◆ **EXERCISE AIM**
In the entries below, find every line with "Ehemann" and copy it.

◆ **RECORDS SUPPLIED**

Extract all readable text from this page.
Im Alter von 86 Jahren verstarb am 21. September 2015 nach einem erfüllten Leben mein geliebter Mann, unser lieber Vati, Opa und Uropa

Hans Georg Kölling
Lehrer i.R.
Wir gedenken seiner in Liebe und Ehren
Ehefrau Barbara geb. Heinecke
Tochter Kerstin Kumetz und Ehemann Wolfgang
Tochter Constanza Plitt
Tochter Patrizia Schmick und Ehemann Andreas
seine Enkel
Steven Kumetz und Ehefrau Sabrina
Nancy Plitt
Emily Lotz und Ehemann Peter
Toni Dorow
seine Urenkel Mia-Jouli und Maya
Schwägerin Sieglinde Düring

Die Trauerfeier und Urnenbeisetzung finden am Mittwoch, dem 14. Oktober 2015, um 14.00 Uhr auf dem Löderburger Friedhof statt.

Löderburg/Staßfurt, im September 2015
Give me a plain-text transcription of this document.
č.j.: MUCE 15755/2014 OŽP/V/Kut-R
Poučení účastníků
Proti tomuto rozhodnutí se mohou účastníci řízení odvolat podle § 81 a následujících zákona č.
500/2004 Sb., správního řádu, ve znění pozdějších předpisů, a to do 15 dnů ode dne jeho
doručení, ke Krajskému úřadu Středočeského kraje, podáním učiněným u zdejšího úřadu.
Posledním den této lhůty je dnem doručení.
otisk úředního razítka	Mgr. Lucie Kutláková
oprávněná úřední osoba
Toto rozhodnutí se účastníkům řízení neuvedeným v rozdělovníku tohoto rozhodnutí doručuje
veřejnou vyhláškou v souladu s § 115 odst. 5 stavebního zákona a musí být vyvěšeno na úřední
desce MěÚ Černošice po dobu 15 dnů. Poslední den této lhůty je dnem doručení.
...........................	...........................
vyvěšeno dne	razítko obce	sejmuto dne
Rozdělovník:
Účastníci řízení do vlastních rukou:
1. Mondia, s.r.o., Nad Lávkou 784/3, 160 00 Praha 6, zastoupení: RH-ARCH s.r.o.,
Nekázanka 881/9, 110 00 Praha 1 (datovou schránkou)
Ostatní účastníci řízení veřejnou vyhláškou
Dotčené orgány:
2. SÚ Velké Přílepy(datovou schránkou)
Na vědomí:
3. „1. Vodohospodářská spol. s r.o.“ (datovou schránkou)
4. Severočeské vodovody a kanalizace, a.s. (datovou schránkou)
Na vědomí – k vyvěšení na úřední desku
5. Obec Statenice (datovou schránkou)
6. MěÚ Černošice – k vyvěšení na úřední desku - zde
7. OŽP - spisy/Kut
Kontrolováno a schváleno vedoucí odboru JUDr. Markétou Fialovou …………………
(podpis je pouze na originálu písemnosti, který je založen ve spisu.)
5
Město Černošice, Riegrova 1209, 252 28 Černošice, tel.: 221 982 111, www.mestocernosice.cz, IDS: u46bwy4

◆ **SOLUTION TO THE PROBLEM**
Tochter Kerstin Kumetz und Ehemann Wolfgang
Tochter Patrizia Schmick und Ehemann Andreas
Emily Lotz und Ehemann Peter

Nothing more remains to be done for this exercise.